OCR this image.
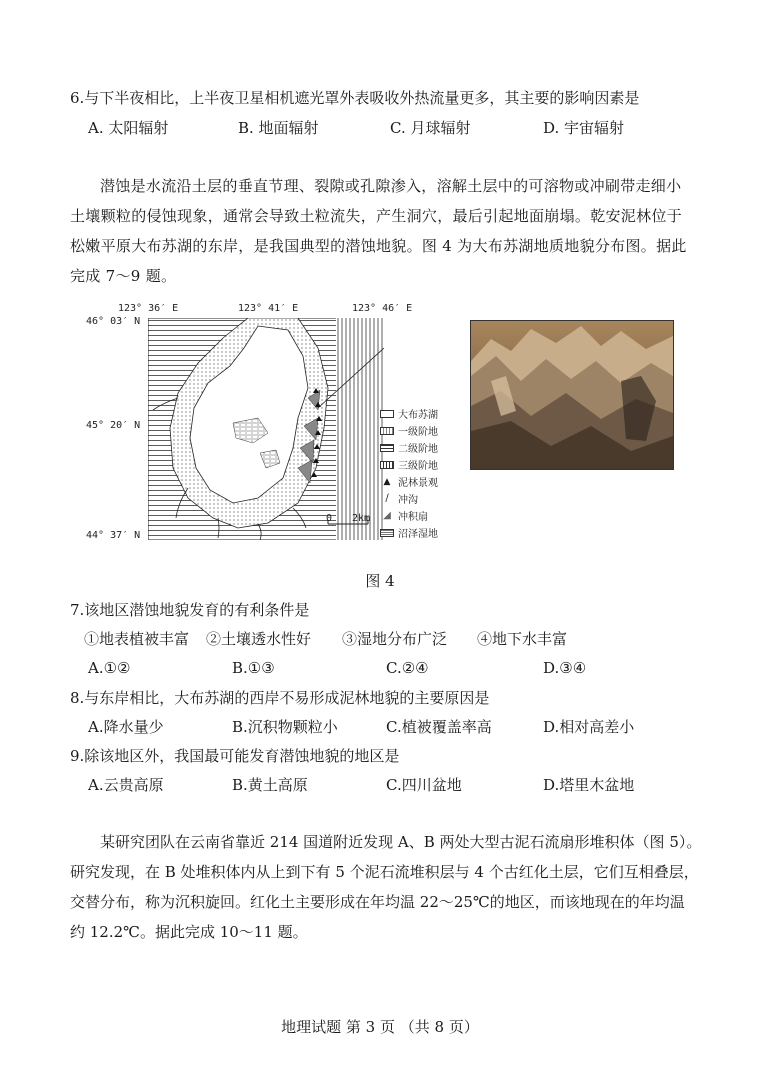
6.与下半夜相比，上半夜卫星相机遮光罩外表吸收外热流量更多，其主要的影响因素是
A. 太阳辐射	B. 地面辐射	C. 月球辐射	D. 宇宙辐射
潜蚀是水流沿土层的垂直节理、裂隙或孔隙渗入，溶解土层中的可溶物或冲刷带走细小
土壤颗粒的侵蚀现象，通常会导致土粒流失，产生洞穴，最后引起地面崩塌。乾安泥林位于
松嫩平原大布苏湖的东岸，是我国典型的潜蚀地貌。图 4 为大布苏湖地质地貌分布图。据此
完成 7～9 题。
123° 36′ E	123° 41′ E	123° 46′ E
46° 03′ N
45° 20′ N
44° 37′ N
0 2km
大布苏湖
一级阶地
二级阶地
三级阶地
▲ 泥林景观
/ 冲沟
◢ 冲积扇
沼泽湿地
图 4
7.该地区潜蚀地貌发育的有利条件是
①地表植被丰富 ②土壤透水性好 ③湿地分布广泛 ④地下水丰富
A.①②	B.①③	C.②④	D.③④
8.与东岸相比，大布苏湖的西岸不易形成泥林地貌的主要原因是
A.降水量少	B.沉积物颗粒小	C.植被覆盖率高	D.相对高差小
9.除该地区外，我国最可能发育潜蚀地貌的地区是
A.云贵高原	B.黄土高原	C.四川盆地	D.塔里木盆地
某研究团队在云南省靠近 214 国道附近发现 A、B 两处大型古泥石流扇形堆积体（图 5）。
研究发现，在 B 处堆积体内从上到下有 5 个泥石流堆积层与 4 个古红化土层，它们互相叠层，
交替分布，称为沉积旋回。红化土主要形成在年均温 22～25℃的地区，而该地现在的年均温
约 12.2℃。据此完成 10～11 题。
地理试题 第 3 页 （共 8 页）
------------------------------------------------
• **EXERCISE INSTRUCTIONS**: Would you return the data exactly as written, without the pictures?

• **WORKED ANSWER**:
OCR this image.
6.与下半夜相比，上半夜卫星相机遮光罩外表吸收外热流量更多，其主要的影响因素是
A. 太阳辐射	B. 地面辐射	C. 月球辐射	D. 宇宙辐射
潜蚀是水流沿土层的垂直节理、裂隙或孔隙渗入，溶解土层中的可溶物或冲刷带走细小
土壤颗粒的侵蚀现象，通常会导致土粒流失，产生洞穴，最后引起地面崩塌。乾安泥林位于
松嫩平原大布苏湖的东岸，是我国典型的潜蚀地貌。图 4 为大布苏湖地质地貌分布图。据此
完成 7～9 题。
123° 36′ E	123° 41′ E	123° 46′ E
46° 03′ N
45° 20′ N
44° 37′ N
0 2km
大布苏湖
一级阶地
二级阶地
三级阶地
▲ 泥林景观
/ 冲沟
◢ 冲积扇
沼泽湿地
图 4
7.该地区潜蚀地貌发育的有利条件是
①地表植被丰富 ②土壤透水性好 ③湿地分布广泛 ④地下水丰富
A.①②	B.①③	C.②④	D.③④
8.与东岸相比，大布苏湖的西岸不易形成泥林地貌的主要原因是
A.降水量少	B.沉积物颗粒小	C.植被覆盖率高	D.相对高差小
9.除该地区外，我国最可能发育潜蚀地貌的地区是
A.云贵高原	B.黄土高原	C.四川盆地	D.塔里木盆地
某研究团队在云南省靠近 214 国道附近发现 A、B 两处大型古泥石流扇形堆积体（图 5）。
研究发现，在 B 处堆积体内从上到下有 5 个泥石流堆积层与 4 个古红化土层，它们互相叠层，
交替分布，称为沉积旋回。红化土主要形成在年均温 22～25℃的地区，而该地现在的年均温
约 12.2℃。据此完成 10～11 题。
地理试题 第 3 页 （共 8 页）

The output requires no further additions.